**Task to carry out**
Retype each entry below, keeping every character the same.

**Exercise data**
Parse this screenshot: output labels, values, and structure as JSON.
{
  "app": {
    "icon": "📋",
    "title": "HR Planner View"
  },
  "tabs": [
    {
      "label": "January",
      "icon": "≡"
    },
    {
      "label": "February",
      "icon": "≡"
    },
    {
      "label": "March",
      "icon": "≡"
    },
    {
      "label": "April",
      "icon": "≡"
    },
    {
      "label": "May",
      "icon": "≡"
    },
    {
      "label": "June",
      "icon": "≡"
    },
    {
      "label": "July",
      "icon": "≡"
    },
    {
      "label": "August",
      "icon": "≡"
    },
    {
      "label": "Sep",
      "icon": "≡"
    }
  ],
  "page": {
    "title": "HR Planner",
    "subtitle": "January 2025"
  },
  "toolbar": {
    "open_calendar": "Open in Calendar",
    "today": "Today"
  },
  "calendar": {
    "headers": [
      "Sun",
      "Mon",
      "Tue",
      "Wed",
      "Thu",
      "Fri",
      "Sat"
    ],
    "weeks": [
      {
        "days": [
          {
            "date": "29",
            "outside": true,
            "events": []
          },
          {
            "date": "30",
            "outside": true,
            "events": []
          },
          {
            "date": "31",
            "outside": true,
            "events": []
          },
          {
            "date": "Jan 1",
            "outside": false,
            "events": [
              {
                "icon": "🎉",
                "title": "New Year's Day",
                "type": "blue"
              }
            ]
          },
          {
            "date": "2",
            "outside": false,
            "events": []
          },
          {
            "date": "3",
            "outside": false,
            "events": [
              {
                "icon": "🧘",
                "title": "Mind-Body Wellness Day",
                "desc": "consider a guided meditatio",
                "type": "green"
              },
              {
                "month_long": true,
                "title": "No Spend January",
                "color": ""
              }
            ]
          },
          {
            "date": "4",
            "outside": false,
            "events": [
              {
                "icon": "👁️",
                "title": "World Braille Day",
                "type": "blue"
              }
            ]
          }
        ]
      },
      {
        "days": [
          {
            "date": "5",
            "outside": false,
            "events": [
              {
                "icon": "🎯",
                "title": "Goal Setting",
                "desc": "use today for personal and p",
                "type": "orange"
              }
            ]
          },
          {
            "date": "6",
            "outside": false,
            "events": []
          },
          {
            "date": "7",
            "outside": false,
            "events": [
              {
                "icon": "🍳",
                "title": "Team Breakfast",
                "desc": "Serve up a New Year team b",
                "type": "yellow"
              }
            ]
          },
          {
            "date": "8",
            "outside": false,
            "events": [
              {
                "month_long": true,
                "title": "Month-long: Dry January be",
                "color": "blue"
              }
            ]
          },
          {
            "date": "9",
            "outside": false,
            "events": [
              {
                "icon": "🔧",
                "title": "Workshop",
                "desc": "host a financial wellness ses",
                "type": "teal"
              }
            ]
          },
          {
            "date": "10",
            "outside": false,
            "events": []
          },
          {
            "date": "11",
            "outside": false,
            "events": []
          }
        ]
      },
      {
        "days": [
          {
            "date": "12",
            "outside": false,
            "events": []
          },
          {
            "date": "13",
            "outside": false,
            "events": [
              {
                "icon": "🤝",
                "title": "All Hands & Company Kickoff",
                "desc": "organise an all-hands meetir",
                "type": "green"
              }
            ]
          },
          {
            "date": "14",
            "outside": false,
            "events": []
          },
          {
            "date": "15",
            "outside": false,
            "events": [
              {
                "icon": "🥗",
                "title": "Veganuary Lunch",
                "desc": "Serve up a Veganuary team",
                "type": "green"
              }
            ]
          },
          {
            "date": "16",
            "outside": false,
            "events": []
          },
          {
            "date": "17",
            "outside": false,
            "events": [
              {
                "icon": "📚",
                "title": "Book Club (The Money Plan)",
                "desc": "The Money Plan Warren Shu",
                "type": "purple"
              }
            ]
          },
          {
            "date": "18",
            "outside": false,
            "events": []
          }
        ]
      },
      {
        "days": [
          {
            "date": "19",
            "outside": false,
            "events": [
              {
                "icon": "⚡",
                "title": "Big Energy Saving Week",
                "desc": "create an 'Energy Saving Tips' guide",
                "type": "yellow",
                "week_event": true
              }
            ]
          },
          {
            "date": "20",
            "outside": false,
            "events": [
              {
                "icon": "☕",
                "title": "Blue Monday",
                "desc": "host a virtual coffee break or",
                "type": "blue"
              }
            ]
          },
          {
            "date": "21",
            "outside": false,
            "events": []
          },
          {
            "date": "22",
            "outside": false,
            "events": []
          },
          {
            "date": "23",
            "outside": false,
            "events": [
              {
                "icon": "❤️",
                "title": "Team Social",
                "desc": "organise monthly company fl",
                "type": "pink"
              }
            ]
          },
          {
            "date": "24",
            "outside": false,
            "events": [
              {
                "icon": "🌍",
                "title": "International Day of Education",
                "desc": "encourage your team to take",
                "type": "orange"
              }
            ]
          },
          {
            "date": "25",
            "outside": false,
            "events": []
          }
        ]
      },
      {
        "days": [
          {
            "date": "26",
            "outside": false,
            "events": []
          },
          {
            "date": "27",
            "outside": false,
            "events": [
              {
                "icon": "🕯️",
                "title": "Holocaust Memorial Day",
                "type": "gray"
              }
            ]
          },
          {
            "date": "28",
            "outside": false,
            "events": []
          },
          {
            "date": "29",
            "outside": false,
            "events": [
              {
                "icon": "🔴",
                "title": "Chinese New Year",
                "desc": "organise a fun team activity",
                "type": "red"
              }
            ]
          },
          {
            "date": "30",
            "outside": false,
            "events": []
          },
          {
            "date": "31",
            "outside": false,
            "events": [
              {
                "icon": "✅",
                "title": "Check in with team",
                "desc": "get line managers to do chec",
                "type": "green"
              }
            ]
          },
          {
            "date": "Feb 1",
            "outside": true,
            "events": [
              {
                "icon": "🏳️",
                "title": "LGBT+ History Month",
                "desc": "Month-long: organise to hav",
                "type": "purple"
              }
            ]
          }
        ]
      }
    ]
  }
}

**Written answer**
Parse this screenshot: output labels, values, and structure as JSON.
{
  "app": {
    "icon": "📋",
    "title": "HR Planner View"
  },
  "tabs": [
    {
      "label": "January",
      "icon": "≡"
    },
    {
      "label": "February",
      "icon": "≡"
    },
    {
      "label": "March",
      "icon": "≡"
    },
    {
      "label": "April",
      "icon": "≡"
    },
    {
      "label": "May",
      "icon": "≡"
    },
    {
      "label": "June",
      "icon": "≡"
    },
    {
      "label": "July",
      "icon": "≡"
    },
    {
      "label": "August",
      "icon": "≡"
    },
    {
      "label": "Sep",
      "icon": "≡"
    }
  ],
  "page": {
    "title": "HR Planner",
    "subtitle": "January 2025"
  },
  "toolbar": {
    "open_calendar": "Open in Calendar",
    "today": "Today"
  },
  "calendar": {
    "headers": [
      "Sun",
      "Mon",
      "Tue",
      "Wed",
      "Thu",
      "Fri",
      "Sat"
    ],
    "weeks": [
      {
        "days": [
          {
            "date": "29",
            "outside": true,
            "events": []
          },
          {
            "date": "30",
            "outside": true,
            "events": []
          },
          {
            "date": "31",
            "outside": true,
            "events": []
          },
          {
            "date": "Jan 1",
            "outside": false,
            "events": [
              {
                "icon": "🎉",
                "title": "New Year's Day",
                "type": "blue"
              }
            ]
          },
          {
            "date": "2",
            "outside": false,
            "events": []
          },
          {
            "date": "3",
            "outside": false,
            "events": [
              {
                "icon": "🧘",
                "title": "Mind-Body Wellness Day",
                "desc": "consider a guided meditatio",
                "type": "green"
              },
              {
                "month_long": true,
                "title": "No Spend January",
                "color": ""
              }
            ]
          },
          {
            "date": "4",
            "outside": false,
            "events": [
              {
                "icon": "👁️",
                "title": "World Braille Day",
                "type": "blue"
              }
            ]
          }
        ]
      },
      {
        "days": [
          {
            "date": "5",
            "outside": false,
            "events": [
              {
                "icon": "🎯",
                "title": "Goal Setting",
                "desc": "use today for personal and p",
                "type": "orange"
              }
            ]
          },
          {
            "date": "6",
            "outside": false,
            "events": []
          },
          {
            "date": "7",
            "outside": false,
            "events": [
              {
                "icon": "🍳",
                "title": "Team Breakfast",
                "desc": "Serve up a New Year team b",
                "type": "yellow"
              }
            ]
          },
          {
            "date": "8",
            "outside": false,
            "events": [
              {
                "month_long": true,
                "title": "Month-long: Dry January be",
                "color": "blue"
              }
            ]
          },
          {
            "date": "9",
            "outside": false,
            "events": [
              {
                "icon": "🔧",
                "title": "Workshop",
                "desc": "host a financial wellness ses",
                "type": "teal"
              }
            ]
          },
          {
            "date": "10",
            "outside": false,
            "events": []
          },
          {
            "date": "11",
            "outside": false,
            "events": []
          }
        ]
      },
      {
        "days": [
          {
            "date": "12",
            "outside": false,
            "events": []
          },
          {
            "date": "13",
            "outside": false,
            "events": [
              {
                "icon": "🤝",
                "title": "All Hands & Company Kickoff",
                "desc": "organise an all-hands meetir",
                "type": "green"
              }
            ]
          },
          {
            "date": "14",
            "outside": false,
            "events": []
          },
          {
            "date": "15",
            "outside": false,
            "events": [
              {
                "icon": "🥗",
                "title": "Veganuary Lunch",
                "desc": "Serve up a Veganuary team",
                "type": "green"
              }
            ]
          },
          {
            "date": "16",
            "outside": false,
            "events": []
          },
          {
            "date": "17",
            "outside": false,
            "events": [
              {
                "icon": "📚",
                "title": "Book Club (The Money Plan)",
                "desc": "The Money Plan Warren Shu",
                "type": "purple"
              }
            ]
          },
          {
            "date": "18",
            "outside": false,
            "events": []
          }
        ]
      },
      {
        "days": [
          {
            "date": "19",
            "outside": false,
            "events": [
              {
                "icon": "⚡",
                "title": "Big Energy Saving Week",
                "desc": "create an 'Energy Saving Tips' guide",
                "type": "yellow",
                "week_event": true
              }
            ]
          },
          {
            "date": "20",
            "outside": false,
            "events": [
              {
                "icon": "☕",
                "title": "Blue Monday",
                "desc": "host a virtual coffee break or",
                "type": "blue"
              }
            ]
          },
          {
            "date": "21",
            "outside": false,
            "events": []
          },
          {
            "date": "22",
            "outside": false,
            "events": []
          },
          {
            "date": "23",
            "outside": false,
            "events": [
              {
                "icon": "❤️",
                "title": "Team Social",
                "desc": "organise monthly company fl",
                "type": "pink"
              }
            ]
          },
          {
            "date": "24",
            "outside": false,
            "events": [
              {
                "icon": "🌍",
                "title": "International Day of Education",
                "desc": "encourage your team to take",
                "type": "orange"
              }
            ]
          },
          {
            "date": "25",
            "outside": false,
            "events": []
          }
        ]
      },
      {
        "days": [
          {
            "date": "26",
            "outside": false,
            "events": []
          },
          {
            "date": "27",
            "outside": false,
            "events": [
              {
                "icon": "🕯️",
                "title": "Holocaust Memorial Day",
                "type": "gray"
              }
            ]
          },
          {
            "date": "28",
            "outside": false,
            "events": []
          },
          {
            "date": "29",
            "outside": false,
            "events": [
              {
                "icon": "🔴",
                "title": "Chinese New Year",
                "desc": "organise a fun team activity",
                "type": "red"
              }
            ]
          },
          {
            "date": "30",
            "outside": false,
            "events": []
          },
          {
            "date": "31",
            "outside": false,
            "events": [
              {
                "icon": "✅",
                "title": "Check in with team",
                "desc": "get line managers to do chec",
                "type": "green"
              }
            ]
          },
          {
            "date": "Feb 1",
            "outside": true,
            "events": [
              {
                "icon": "🏳️",
                "title": "LGBT+ History Month",
                "desc": "Month-long: organise to hav",
                "type": "purple"
              }
            ]
          }
        ]
      }
    ]
  }
}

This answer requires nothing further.